▶ **Tarefas a cumprir**:
A) Responda com base no texto sobre State of Mind:
(i) Como se chama a cidade onde Adam vive com o filho e a esposa?
(ii) O visual dos robôs é idêntico ao de qual filme?
(iii) Em que parte do jogo a trilha sonora mais aparece?
B) Extraia do texto sobre State of Mind o trecho entre "Tudo isso é" e "tirar essa sensação.", inclusive, sem mudar nada.

▶ **Trecho do texto**:

***

Paralelamente a isso, um outro jornalista chamado Adam também se recupera de um acidente de carro, porém em um mundo completamente oposto à Berlim de Richard. Em uma belíssima e pacata cidade chamada City 5, Adam vive a vida dos sonhos com seu filho e esposa, tendo que lidar com misteriosos flashbacks de memórias que estão surgindo em sua mente e que misteriosamente parecem não pertencer a ele.

Esses são os dois protagonistas de State of Mind que controlaremos alternadamente e que pouco a pouco iremos descobrir a relação de suas histórias que, como podemos notar, são muito semelhantes. Tudo é construído de maneira muito devagar (quase parando) e tudo que é exigido do jogador é muita paciência de explorar e ler toneladas de diálogos, pois é isso que compõe o título – felizmente ele está localizado em português, então até quem não manja de inglês consegue tirar proveito máximo da trama. Não contaremos com nenhum momento de ação interativa ou QTE ao longo da campanha, o foco fica totalmente em cima da narrativa e, por conta disso, o foco desta análise também será.

A atmosfera criada para o game mistura diversas obras bem populares de sci-fi, fator que pode agradar bastante gente logo na introdução. A cidade possui muitos elementos de Cyberpunk, mesmo que o título não se encaixe neste subgênero – então é bem capaz que você se lembre de Matrix ou Blade Runner ao ver as ruas distópicas de Berlim, só que sem todo aquele neon em excesso e hologramas dançando pelos prédios. O visual dos robôs é idêntico ao do filme Eu, Robô, adaptação cinematográfica do clássico da literatura sci-fi de mesmo nome, do mestre Isaac Asimov.

A pacata utopia de City 5.

Tudo isso é retratado com um low poly mais caprichado que de costume, mas que só fica evidente nos personagens e alguns elementos do cenário. Foi uma boa saída usar esse recurso para suprir a falta que gráficos realistas fazem nesse tipo de jogo, afinal não podemos esperar que um estúdio indie faça algo no nível de Detroit: Become Human, visualmente falando. Ainda assim, o estilo limita ao extremo qualquer expressão ou movimento facial que os personagens poderiam vir a ter e, consequentemente, qualquer diálogo fica um tanto genérico e estranho – não há dublagem que consiga tirar essa sensação.

A trilha sonora é praticamente ausente, ela se mostra presente mais no menu de pause do que em qualquer outro momento. Salvo alguns trechos mais intensos ou emocionantes, é tudo muito silencioso e focado no som ambiente. Se tratando de um jogo onde mal fazemos qualquer outra coisa que não seja andar e conversar, esse é um fator que, junto da monotonia das mecânicas, acaba contribuindo bastante para a perda de interesse precoce do jogador.

***

[Um bloco de dados]
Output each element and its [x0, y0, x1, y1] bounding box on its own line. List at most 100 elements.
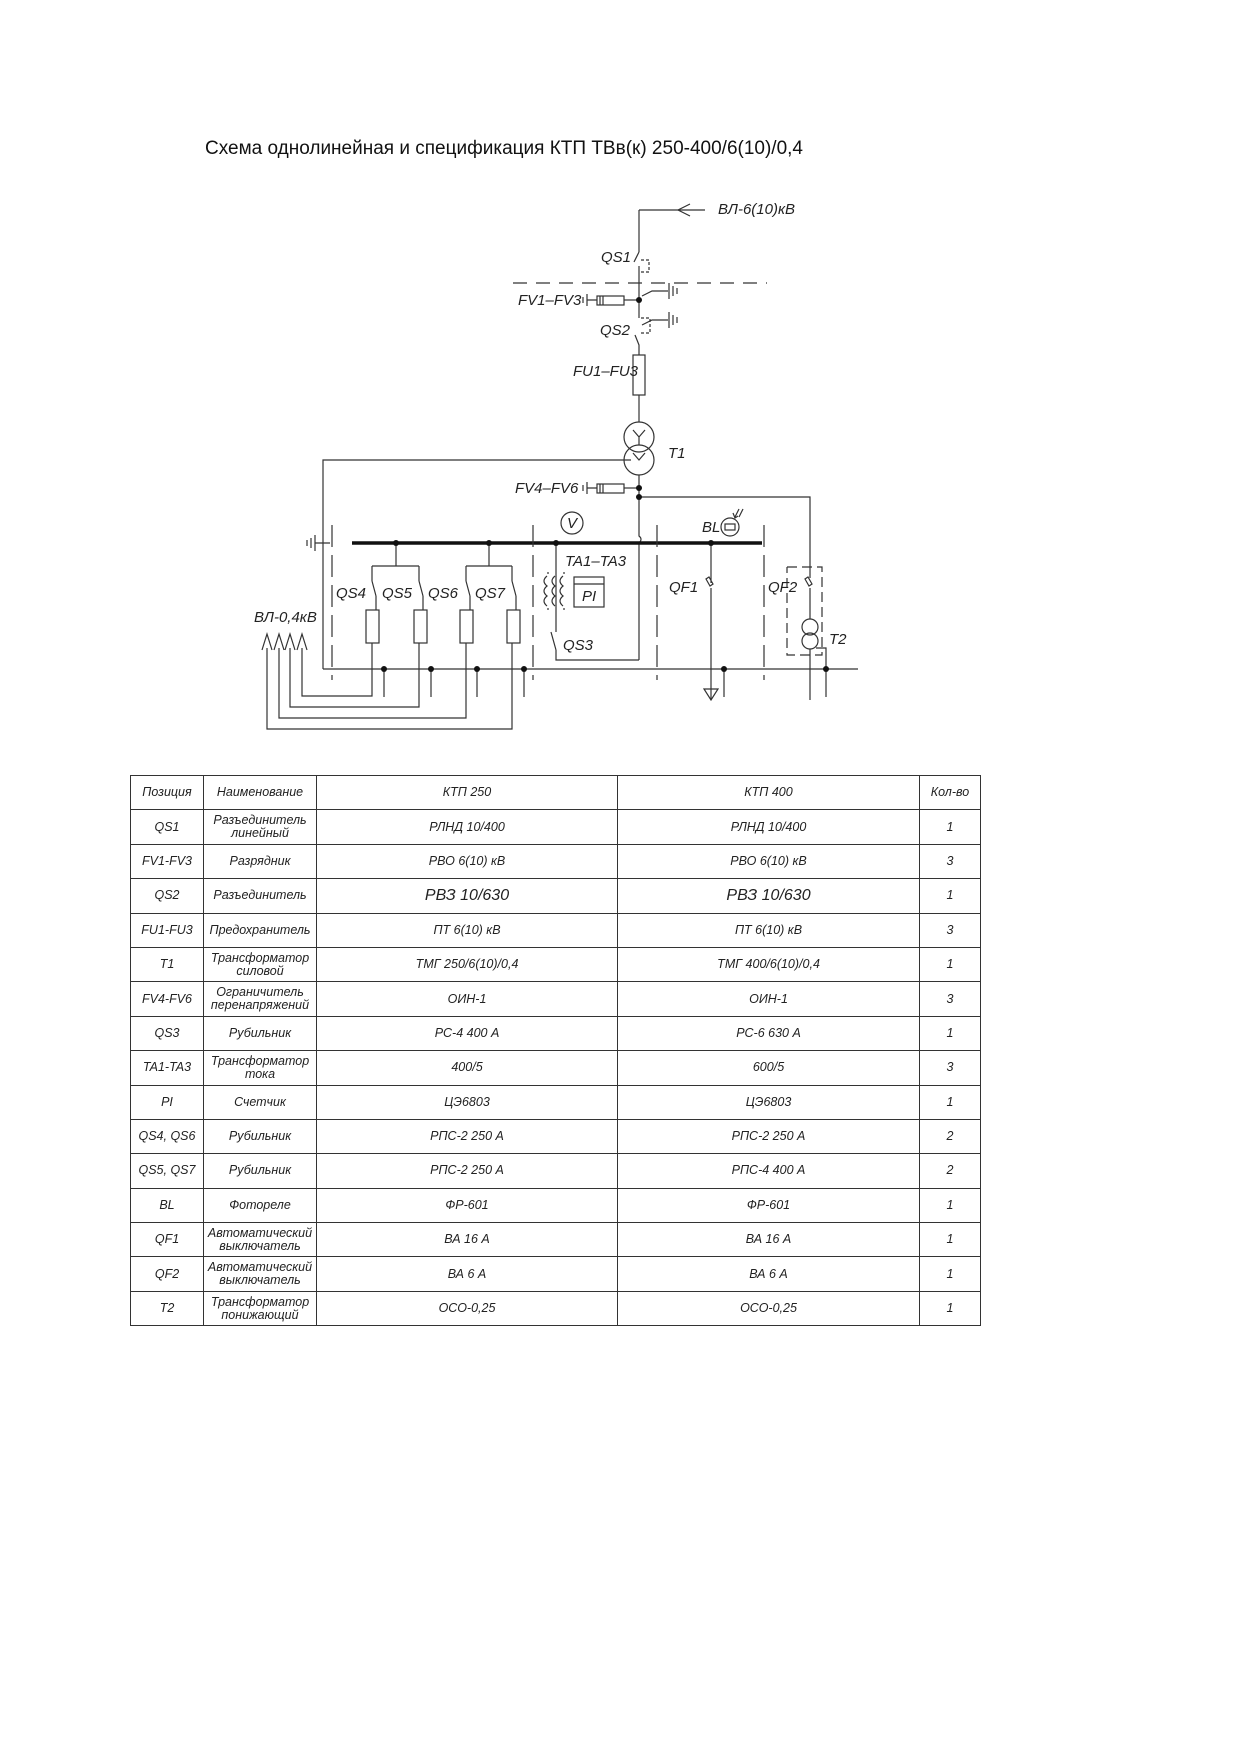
arrester-fv4-fv6 [582, 482, 639, 494]
cell-position: TA1-TA3 [130, 1050, 204, 1086]
cell-ktp400: РПС-4 400 А [617, 1153, 920, 1189]
cell-position: QS4, QS6 [130, 1118, 204, 1155]
cell-name: Ограничитель перенапряжений [203, 981, 317, 1017]
label-hv-line: ВЛ-6(10)кВ [718, 201, 795, 218]
cell-ktp250: ПТ 6(10) кВ [316, 912, 618, 948]
cell-ktp400: ОСО-0,25 [617, 1290, 920, 1327]
label-qs2: QS2 [600, 322, 631, 339]
header-qty: Кол-во [919, 774, 981, 811]
label-fv4: FV4–FV6 [515, 480, 579, 497]
cell-ktp250: ФР-601 [316, 1187, 618, 1224]
label-ta: TA1–TA3 [565, 553, 627, 570]
cell-position: QS2 [130, 878, 204, 914]
breaker-qf1 [702, 543, 720, 702]
cell-ktp400: ТМГ 400/6(10)/0,4 [617, 946, 920, 983]
cell-position: QS5, QS7 [130, 1153, 204, 1189]
cell-ktp250: ВА 6 А [316, 1256, 618, 1292]
cell-name: Фотореле [203, 1187, 317, 1224]
cell-qty: 2 [919, 1153, 981, 1189]
cell-ktp400: РВЗ 10/630 [617, 878, 920, 914]
cell-position: FV1-FV3 [130, 843, 204, 880]
feeder-switches [365, 566, 521, 644]
cell-position: T2 [130, 1290, 204, 1327]
cell-position: T1 [130, 946, 204, 983]
label-qs5: QS5 [382, 585, 413, 602]
lv-outgoing-arrows [261, 631, 308, 651]
cell-qty: 3 [919, 912, 981, 948]
cell-position: BL [130, 1187, 204, 1224]
cell-name: Автоматический выключатель [203, 1256, 317, 1292]
cell-qty: 3 [919, 981, 981, 1017]
cell-ktp400: РЛНД 10/400 [617, 809, 920, 845]
cell-ktp400: ОИН-1 [617, 981, 920, 1017]
cell-ktp400: ФР-601 [617, 1187, 920, 1224]
label-qs4: QS4 [336, 585, 366, 602]
cell-qty: 3 [919, 843, 981, 880]
cell-qty: 1 [919, 809, 981, 845]
label-qf1: QF1 [669, 579, 698, 596]
cell-name: Рубильник [203, 1153, 317, 1189]
cell-ktp250: ОСО-0,25 [316, 1290, 618, 1327]
cell-qty: 1 [919, 1256, 981, 1292]
cell-position: QF1 [130, 1222, 204, 1258]
table-header-row: Позиция Наименование КТП 250 КТП 400 Кол… [130, 774, 981, 811]
cell-ktp250: РВО 6(10) кВ [316, 843, 618, 880]
cell-position: QF2 [130, 1256, 204, 1292]
label-t2: T2 [829, 631, 847, 648]
cell-ktp250: ОИН-1 [316, 981, 618, 1017]
cell-name: Трансформатор силовой [203, 946, 317, 983]
arrester-fv1-fv3 [582, 294, 639, 306]
document-title: Схема однолинейная и спецификация КТП ТВ… [205, 138, 803, 159]
cell-qty: 1 [919, 1015, 981, 1052]
cell-ktp400: РС-6 630 А [617, 1015, 920, 1052]
cell-qty: 1 [919, 1084, 981, 1120]
current-transformers-ta1-ta3 [543, 572, 565, 610]
label-lv-line: ВЛ-0,4кВ [254, 609, 317, 626]
cell-name: Разъединитель [203, 878, 317, 914]
meter-pi [573, 576, 605, 608]
cell-ktp250: ТМГ 250/6(10)/0,4 [316, 946, 618, 983]
cell-ktp250: РПС-2 250 А [316, 1153, 618, 1189]
label-qs3: QS3 [563, 637, 594, 654]
voltmeter-icon [560, 511, 584, 535]
header-name: Наименование [203, 774, 317, 811]
photo-relay-bl [720, 508, 744, 537]
cell-name: Рубильник [203, 1118, 317, 1155]
cell-ktp250: РЛНД 10/400 [316, 809, 618, 845]
cell-ktp400: ПТ 6(10) кВ [617, 912, 920, 948]
cell-ktp250: ЦЭ6803 [316, 1084, 618, 1120]
single-line-diagram: ВЛ-6(10)кВ QS1 FV1–FV3 QS2 FU1–FU3 T1 FV… [254, 201, 858, 730]
header-ktp400: КТП 400 [617, 774, 920, 811]
label-bl: BL [702, 519, 720, 536]
cell-position: FU1-FU3 [130, 912, 204, 948]
cell-ktp400: ВА 16 А [617, 1222, 920, 1258]
junction-dots [381, 297, 829, 672]
label-qs7: QS7 [475, 585, 506, 602]
transformer-t2 [801, 618, 827, 700]
label-pi: PI [582, 588, 596, 605]
disconnector-qs1 [633, 251, 678, 300]
cell-ktp250: РС-4 400 А [316, 1015, 618, 1052]
cell-ktp250: ВА 16 А [316, 1222, 618, 1258]
cell-name: Разъединитель линейный [203, 809, 317, 845]
ground-icon [306, 535, 330, 551]
transformer-t1 [623, 421, 655, 476]
cell-ktp250: РПС-2 250 А [316, 1118, 618, 1155]
cell-ktp400: 600/5 [617, 1050, 920, 1086]
cell-position: QS3 [130, 1015, 204, 1052]
label-qs1: QS1 [601, 249, 631, 266]
cell-position: QS1 [130, 809, 204, 845]
cell-name: Трансформатор понижающий [203, 1290, 317, 1327]
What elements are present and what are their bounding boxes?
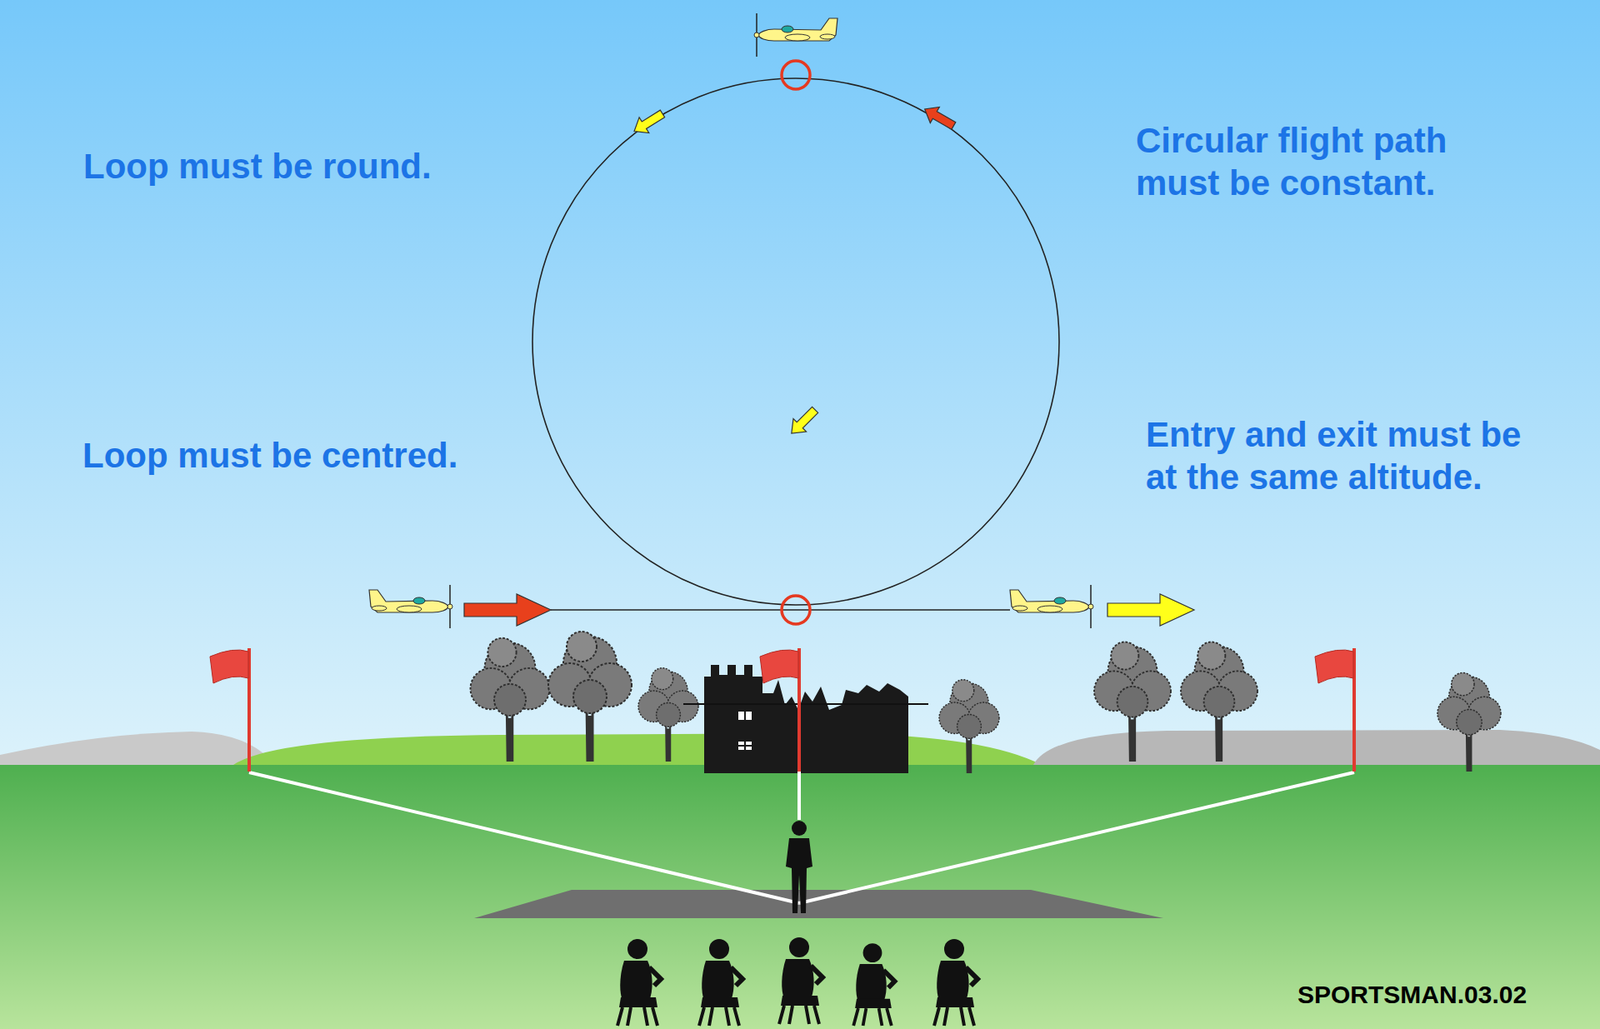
judges (617, 937, 978, 1026)
hill (1033, 730, 1600, 765)
pilot (785, 820, 813, 914)
rule-note: Loop must be round. (83, 145, 432, 188)
figure-code: SPORTSMAN.03.02 (1297, 980, 1527, 1010)
hill (0, 731, 275, 765)
runway (474, 890, 1164, 919)
rule-note: Entry and exit must be at the same altit… (1145, 413, 1546, 499)
rule-note: Circular flight path must be constant. (1135, 119, 1495, 205)
aircraft (369, 13, 1094, 629)
rule-note: Loop must be centred. (82, 434, 458, 477)
ground (0, 763, 1600, 1029)
hill (233, 733, 1042, 765)
trees (470, 631, 1502, 774)
loop-figure (464, 60, 1195, 626)
flags (210, 648, 1355, 772)
castle-ruin (683, 665, 929, 774)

***

▶ **Respostas**:
A)
(i) City 5.
(ii) Eu, Robô.
(iii) No menu de pause.

B)
Tudo isso é retratado com um low poly mais caprichado que de costume, mas que só fica evidente nos personagens e alguns elementos do cenário. Foi uma boa saída usar esse recurso para suprir a falta que gráficos realistas fazem nesse tipo de jogo, afinal não podemos esperar que um estúdio indie faça algo no nível de Detroit: Become Human, visualmente falando. Ainda assim, o estilo limita ao extremo qualquer expressão ou movimento facial que os personagens poderiam vir a ter e, consequentemente, qualquer diálogo fica um tanto genérico e estranho – não há dublagem que consiga tirar essa sensação.